▶ [Materials provided]
========
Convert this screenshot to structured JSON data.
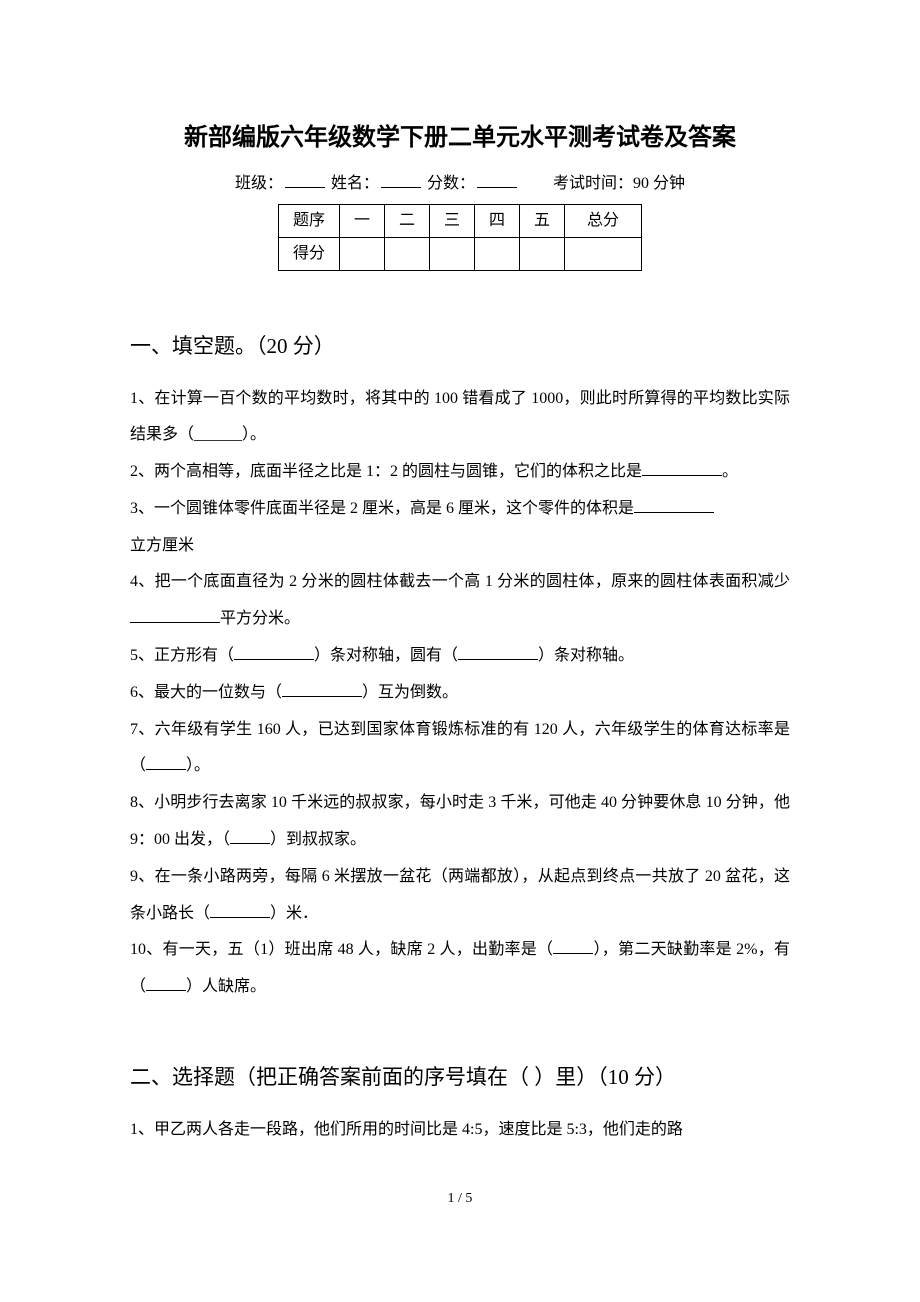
{
  "title": "新部编版六年级数学下册二单元水平测考试卷及答案",
  "meta": {
    "class_label": "班级：",
    "name_label": "姓名：",
    "score_label": "分数：",
    "time_label": "考试时间：90 分钟"
  },
  "score_table": {
    "headers": [
      "题序",
      "一",
      "二",
      "三",
      "四",
      "五",
      "总分"
    ],
    "row_label": "得分"
  },
  "section1": {
    "heading": "一、填空题。（20 分）",
    "q1": "1、在计算一百个数的平均数时，将其中的 100 错看成了 1000，则此时所算得的平均数比实际结果多（______）。",
    "q2a": "2、两个高相等，底面半径之比是 1：2 的圆柱与圆锥，它们的体积之比是",
    "q2b": "。",
    "q3a": "3、一个圆锥体零件底面半径是 2 厘米，高是 6 厘米，这个零件的体积是",
    "q3b": "立方厘米",
    "q4a": "4、把一个底面直径为 2 分米的圆柱体截去一个高 1 分米的圆柱体，原来的圆柱体表面积减少",
    "q4b": "平方分米。",
    "q5a": "5、正方形有（",
    "q5b": "）条对称轴，圆有（",
    "q5c": "）条对称轴。",
    "q6a": "6、最大的一位数与（",
    "q6b": "）互为倒数。",
    "q7a": "7、六年级有学生 160 人，已达到国家体育锻炼标准的有 120 人，六年级学生的体育达标率是（",
    "q7b": "）。",
    "q8a": "8、小明步行去离家 10 千米远的叔叔家，每小时走 3 千米，可他走 40 分钟要休息 10 分钟，他 9：00 出发，（",
    "q8b": "）到叔叔家。",
    "q9a": "9、在一条小路两旁，每隔 6 米摆放一盆花（两端都放），从起点到终点一共放了 20 盆花，这条小路长（",
    "q9b": "）米．",
    "q10a": "10、有一天，五（1）班出席 48 人，缺席 2 人，出勤率是（",
    "q10b": "），第二天缺勤率是 2%，有（",
    "q10c": "）人缺席。"
  },
  "section2": {
    "heading": "二、选择题（把正确答案前面的序号填在（ ）里）（10 分）",
    "q1": "1、甲乙两人各走一段路，他们所用的时间比是 4:5，速度比是 5:3，他们走的路"
  },
  "page_number": "1 / 5"
}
========
▶ [Stated goal] Leave out all images, then reproduce the entries above exactly.

▶ [Exercise answer]
Convert this screenshot to structured JSON data.
{
  "title": "新部编版六年级数学下册二单元水平测考试卷及答案",
  "meta": {
    "class_label": "班级：",
    "name_label": "姓名：",
    "score_label": "分数：",
    "time_label": "考试时间：90 分钟"
  },
  "score_table": {
    "headers": [
      "题序",
      "一",
      "二",
      "三",
      "四",
      "五",
      "总分"
    ],
    "row_label": "得分"
  },
  "section1": {
    "heading": "一、填空题。（20 分）",
    "q1": "1、在计算一百个数的平均数时，将其中的 100 错看成了 1000，则此时所算得的平均数比实际结果多（______）。",
    "q2a": "2、两个高相等，底面半径之比是 1：2 的圆柱与圆锥，它们的体积之比是",
    "q2b": "。",
    "q3a": "3、一个圆锥体零件底面半径是 2 厘米，高是 6 厘米，这个零件的体积是",
    "q3b": "立方厘米",
    "q4a": "4、把一个底面直径为 2 分米的圆柱体截去一个高 1 分米的圆柱体，原来的圆柱体表面积减少",
    "q4b": "平方分米。",
    "q5a": "5、正方形有（",
    "q5b": "）条对称轴，圆有（",
    "q5c": "）条对称轴。",
    "q6a": "6、最大的一位数与（",
    "q6b": "）互为倒数。",
    "q7a": "7、六年级有学生 160 人，已达到国家体育锻炼标准的有 120 人，六年级学生的体育达标率是（",
    "q7b": "）。",
    "q8a": "8、小明步行去离家 10 千米远的叔叔家，每小时走 3 千米，可他走 40 分钟要休息 10 分钟，他 9：00 出发，（",
    "q8b": "）到叔叔家。",
    "q9a": "9、在一条小路两旁，每隔 6 米摆放一盆花（两端都放），从起点到终点一共放了 20 盆花，这条小路长（",
    "q9b": "）米．",
    "q10a": "10、有一天，五（1）班出席 48 人，缺席 2 人，出勤率是（",
    "q10b": "），第二天缺勤率是 2%，有（",
    "q10c": "）人缺席。"
  },
  "section2": {
    "heading": "二、选择题（把正确答案前面的序号填在（ ）里）（10 分）",
    "q1": "1、甲乙两人各走一段路，他们所用的时间比是 4:5，速度比是 5:3，他们走的路"
  },
  "page_number": "1 / 5"
}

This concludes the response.